#### Exercise:
Copy every line below precisely, leaving nothing out.

****************

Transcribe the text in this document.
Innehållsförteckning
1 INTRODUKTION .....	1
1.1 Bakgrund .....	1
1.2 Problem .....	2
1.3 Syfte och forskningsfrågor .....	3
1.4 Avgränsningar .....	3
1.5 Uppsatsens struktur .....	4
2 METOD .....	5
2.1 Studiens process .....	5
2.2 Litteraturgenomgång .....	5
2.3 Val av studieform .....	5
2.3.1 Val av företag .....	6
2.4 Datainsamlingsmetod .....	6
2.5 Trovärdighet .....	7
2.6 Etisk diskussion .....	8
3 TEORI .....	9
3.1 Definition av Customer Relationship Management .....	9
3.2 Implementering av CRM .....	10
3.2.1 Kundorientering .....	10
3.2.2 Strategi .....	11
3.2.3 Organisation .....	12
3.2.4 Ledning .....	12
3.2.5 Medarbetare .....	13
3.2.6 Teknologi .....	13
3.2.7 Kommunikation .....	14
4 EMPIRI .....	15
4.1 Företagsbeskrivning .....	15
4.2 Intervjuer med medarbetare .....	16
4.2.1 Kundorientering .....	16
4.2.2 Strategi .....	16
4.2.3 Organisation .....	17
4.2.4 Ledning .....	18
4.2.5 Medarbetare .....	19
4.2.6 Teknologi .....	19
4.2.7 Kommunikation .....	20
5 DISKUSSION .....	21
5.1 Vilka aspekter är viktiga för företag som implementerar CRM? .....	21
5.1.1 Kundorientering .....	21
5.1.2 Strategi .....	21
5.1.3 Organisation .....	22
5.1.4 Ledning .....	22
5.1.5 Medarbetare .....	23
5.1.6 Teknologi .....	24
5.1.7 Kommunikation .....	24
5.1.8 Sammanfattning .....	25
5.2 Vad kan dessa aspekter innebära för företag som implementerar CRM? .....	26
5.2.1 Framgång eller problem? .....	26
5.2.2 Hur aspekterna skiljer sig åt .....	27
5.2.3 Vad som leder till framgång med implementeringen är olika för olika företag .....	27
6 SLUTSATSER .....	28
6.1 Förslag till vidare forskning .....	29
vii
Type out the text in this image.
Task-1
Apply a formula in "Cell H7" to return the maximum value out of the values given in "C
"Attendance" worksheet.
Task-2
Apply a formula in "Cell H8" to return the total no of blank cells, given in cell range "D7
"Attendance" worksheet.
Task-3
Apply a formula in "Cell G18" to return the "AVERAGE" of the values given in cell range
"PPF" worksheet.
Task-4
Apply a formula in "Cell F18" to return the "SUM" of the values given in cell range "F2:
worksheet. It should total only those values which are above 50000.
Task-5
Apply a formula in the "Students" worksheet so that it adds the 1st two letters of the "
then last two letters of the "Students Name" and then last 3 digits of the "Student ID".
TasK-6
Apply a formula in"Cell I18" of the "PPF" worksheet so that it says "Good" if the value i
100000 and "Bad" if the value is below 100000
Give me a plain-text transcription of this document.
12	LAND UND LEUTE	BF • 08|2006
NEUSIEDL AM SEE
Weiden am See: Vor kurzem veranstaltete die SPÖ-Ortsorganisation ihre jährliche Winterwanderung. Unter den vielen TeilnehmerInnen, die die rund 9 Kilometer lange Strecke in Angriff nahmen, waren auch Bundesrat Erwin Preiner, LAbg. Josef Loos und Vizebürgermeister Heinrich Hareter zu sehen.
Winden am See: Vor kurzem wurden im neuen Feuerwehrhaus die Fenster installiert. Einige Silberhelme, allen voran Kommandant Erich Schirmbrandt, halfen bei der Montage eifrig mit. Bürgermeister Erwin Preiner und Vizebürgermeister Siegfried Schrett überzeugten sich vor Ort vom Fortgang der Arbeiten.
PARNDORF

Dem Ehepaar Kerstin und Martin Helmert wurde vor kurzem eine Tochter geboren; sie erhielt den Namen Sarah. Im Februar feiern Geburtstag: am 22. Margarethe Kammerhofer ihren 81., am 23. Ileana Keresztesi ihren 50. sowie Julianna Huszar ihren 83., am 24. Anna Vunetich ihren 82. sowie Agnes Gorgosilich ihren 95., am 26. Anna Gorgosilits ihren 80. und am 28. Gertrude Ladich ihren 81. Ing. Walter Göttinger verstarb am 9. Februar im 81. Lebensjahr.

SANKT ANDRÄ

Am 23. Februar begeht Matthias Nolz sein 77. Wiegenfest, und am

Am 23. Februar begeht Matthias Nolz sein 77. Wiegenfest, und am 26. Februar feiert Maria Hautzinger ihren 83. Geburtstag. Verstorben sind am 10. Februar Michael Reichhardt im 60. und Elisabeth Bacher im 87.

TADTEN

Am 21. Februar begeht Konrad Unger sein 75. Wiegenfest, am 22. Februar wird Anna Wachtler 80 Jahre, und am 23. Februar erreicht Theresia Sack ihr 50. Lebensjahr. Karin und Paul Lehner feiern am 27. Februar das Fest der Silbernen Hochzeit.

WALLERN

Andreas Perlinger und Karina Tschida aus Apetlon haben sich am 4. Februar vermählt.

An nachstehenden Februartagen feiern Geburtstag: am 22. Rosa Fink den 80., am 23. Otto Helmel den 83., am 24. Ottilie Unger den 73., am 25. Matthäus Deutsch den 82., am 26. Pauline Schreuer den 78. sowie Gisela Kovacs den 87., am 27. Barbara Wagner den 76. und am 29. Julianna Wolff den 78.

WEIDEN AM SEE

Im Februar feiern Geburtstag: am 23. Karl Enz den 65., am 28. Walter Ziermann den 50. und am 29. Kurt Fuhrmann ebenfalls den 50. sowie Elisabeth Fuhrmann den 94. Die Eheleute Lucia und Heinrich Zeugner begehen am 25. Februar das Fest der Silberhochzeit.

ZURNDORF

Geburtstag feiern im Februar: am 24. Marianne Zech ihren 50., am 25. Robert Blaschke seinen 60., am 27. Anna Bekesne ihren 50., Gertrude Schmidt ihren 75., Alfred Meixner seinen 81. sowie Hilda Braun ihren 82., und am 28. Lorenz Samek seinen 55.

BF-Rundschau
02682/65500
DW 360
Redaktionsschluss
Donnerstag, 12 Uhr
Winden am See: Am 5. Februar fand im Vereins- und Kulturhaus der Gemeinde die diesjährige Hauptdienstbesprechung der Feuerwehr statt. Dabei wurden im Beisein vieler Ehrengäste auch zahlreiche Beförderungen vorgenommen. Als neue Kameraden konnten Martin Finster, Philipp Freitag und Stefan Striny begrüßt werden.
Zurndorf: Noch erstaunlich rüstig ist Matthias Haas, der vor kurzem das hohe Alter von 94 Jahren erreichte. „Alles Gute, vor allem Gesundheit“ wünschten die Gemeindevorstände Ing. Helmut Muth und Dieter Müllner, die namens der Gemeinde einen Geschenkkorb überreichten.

****************

#### Answer section:
Transcribe the text in this document.
Innehållsförteckning
1 INTRODUKTION .....	1
1.1 Bakgrund .....	1
1.2 Problem .....	2
1.3 Syfte och forskningsfrågor .....	3
1.4 Avgränsningar .....	3
1.5 Uppsatsens struktur .....	4
2 METOD .....	5
2.1 Studiens process .....	5
2.2 Litteraturgenomgång .....	5
2.3 Val av studieform .....	5
2.3.1 Val av företag .....	6
2.4 Datainsamlingsmetod .....	6
2.5 Trovärdighet .....	7
2.6 Etisk diskussion .....	8
3 TEORI .....	9
3.1 Definition av Customer Relationship Management .....	9
3.2 Implementering av CRM .....	10
3.2.1 Kundorientering .....	10
3.2.2 Strategi .....	11
3.2.3 Organisation .....	12
3.2.4 Ledning .....	12
3.2.5 Medarbetare .....	13
3.2.6 Teknologi .....	13
3.2.7 Kommunikation .....	14
4 EMPIRI .....	15
4.1 Företagsbeskrivning .....	15
4.2 Intervjuer med medarbetare .....	16
4.2.1 Kundorientering .....	16
4.2.2 Strategi .....	16
4.2.3 Organisation .....	17
4.2.4 Ledning .....	18
4.2.5 Medarbetare .....	19
4.2.6 Teknologi .....	19
4.2.7 Kommunikation .....	20
5 DISKUSSION .....	21
5.1 Vilka aspekter är viktiga för företag som implementerar CRM? .....	21
5.1.1 Kundorientering .....	21
5.1.2 Strategi .....	21
5.1.3 Organisation .....	22
5.1.4 Ledning .....	22
5.1.5 Medarbetare .....	23
5.1.6 Teknologi .....	24
5.1.7 Kommunikation .....	24
5.1.8 Sammanfattning .....	25
5.2 Vad kan dessa aspekter innebära för företag som implementerar CRM? .....	26
5.2.1 Framgång eller problem? .....	26
5.2.2 Hur aspekterna skiljer sig åt .....	27
5.2.3 Vad som leder till framgång med implementeringen är olika för olika företag .....	27
6 SLUTSATSER .....	28
6.1 Förslag till vidare forskning .....	29
vii
Type out the text in this image.
Task-1
Apply a formula in "Cell H7" to return the maximum value out of the values given in "C
"Attendance" worksheet.
Task-2
Apply a formula in "Cell H8" to return the total no of blank cells, given in cell range "D7
"Attendance" worksheet.
Task-3
Apply a formula in "Cell G18" to return the "AVERAGE" of the values given in cell range
"PPF" worksheet.
Task-4
Apply a formula in "Cell F18" to return the "SUM" of the values given in cell range "F2:
worksheet. It should total only those values which are above 50000.
Task-5
Apply a formula in the "Students" worksheet so that it adds the 1st two letters of the "
then last two letters of the "Students Name" and then last 3 digits of the "Student ID".
TasK-6
Apply a formula in"Cell I18" of the "PPF" worksheet so that it says "Good" if the value i
100000 and "Bad" if the value is below 100000
Give me a plain-text transcription of this document.
12	LAND UND LEUTE	BF • 08|2006
NEUSIEDL AM SEE
Weiden am See: Vor kurzem veranstaltete die SPÖ-Ortsorganisation ihre jährliche Winterwanderung. Unter den vielen TeilnehmerInnen, die die rund 9 Kilometer lange Strecke in Angriff nahmen, waren auch Bundesrat Erwin Preiner, LAbg. Josef Loos und Vizebürgermeister Heinrich Hareter zu sehen.
Winden am See: Vor kurzem wurden im neuen Feuerwehrhaus die Fenster installiert. Einige Silberhelme, allen voran Kommandant Erich Schirmbrandt, halfen bei der Montage eifrig mit. Bürgermeister Erwin Preiner und Vizebürgermeister Siegfried Schrett überzeugten sich vor Ort vom Fortgang der Arbeiten.
PARNDORF

Dem Ehepaar Kerstin und Martin Helmert wurde vor kurzem eine Tochter geboren; sie erhielt den Namen Sarah. Im Februar feiern Geburtstag: am 22. Margarethe Kammerhofer ihren 81., am 23. Ileana Keresztesi ihren 50. sowie Julianna Huszar ihren 83., am 24. Anna Vunetich ihren 82. sowie Agnes Gorgosilich ihren 95., am 26. Anna Gorgosilits ihren 80. und am 28. Gertrude Ladich ihren 81. Ing. Walter Göttinger verstarb am 9. Februar im 81. Lebensjahr.

SANKT ANDRÄ

Am 23. Februar begeht Matthias Nolz sein 77. Wiegenfest, und am

Am 23. Februar begeht Matthias Nolz sein 77. Wiegenfest, und am 26. Februar feiert Maria Hautzinger ihren 83. Geburtstag. Verstorben sind am 10. Februar Michael Reichhardt im 60. und Elisabeth Bacher im 87.

TADTEN

Am 21. Februar begeht Konrad Unger sein 75. Wiegenfest, am 22. Februar wird Anna Wachtler 80 Jahre, und am 23. Februar erreicht Theresia Sack ihr 50. Lebensjahr. Karin und Paul Lehner feiern am 27. Februar das Fest der Silbernen Hochzeit.

WALLERN

Andreas Perlinger und Karina Tschida aus Apetlon haben sich am 4. Februar vermählt.

An nachstehenden Februartagen feiern Geburtstag: am 22. Rosa Fink den 80., am 23. Otto Helmel den 83., am 24. Ottilie Unger den 73., am 25. Matthäus Deutsch den 82., am 26. Pauline Schreuer den 78. sowie Gisela Kovacs den 87., am 27. Barbara Wagner den 76. und am 29. Julianna Wolff den 78.

WEIDEN AM SEE

Im Februar feiern Geburtstag: am 23. Karl Enz den 65., am 28. Walter Ziermann den 50. und am 29. Kurt Fuhrmann ebenfalls den 50. sowie Elisabeth Fuhrmann den 94. Die Eheleute Lucia und Heinrich Zeugner begehen am 25. Februar das Fest der Silberhochzeit.

ZURNDORF

Geburtstag feiern im Februar: am 24. Marianne Zech ihren 50., am 25. Robert Blaschke seinen 60., am 27. Anna Bekesne ihren 50., Gertrude Schmidt ihren 75., Alfred Meixner seinen 81. sowie Hilda Braun ihren 82., und am 28. Lorenz Samek seinen 55.

BF-Rundschau
02682/65500
DW 360
Redaktionsschluss
Donnerstag, 12 Uhr
Winden am See: Am 5. Februar fand im Vereins- und Kulturhaus der Gemeinde die diesjährige Hauptdienstbesprechung der Feuerwehr statt. Dabei wurden im Beisein vieler Ehrengäste auch zahlreiche Beförderungen vorgenommen. Als neue Kameraden konnten Martin Finster, Philipp Freitag und Stefan Striny begrüßt werden.
Zurndorf: Noch erstaunlich rüstig ist Matthias Haas, der vor kurzem das hohe Alter von 94 Jahren erreichte. „Alles Gute, vor allem Gesundheit“ wünschten die Gemeindevorstände Ing. Helmut Muth und Dieter Müllner, die namens der Gemeinde einen Geschenkkorb überreichten.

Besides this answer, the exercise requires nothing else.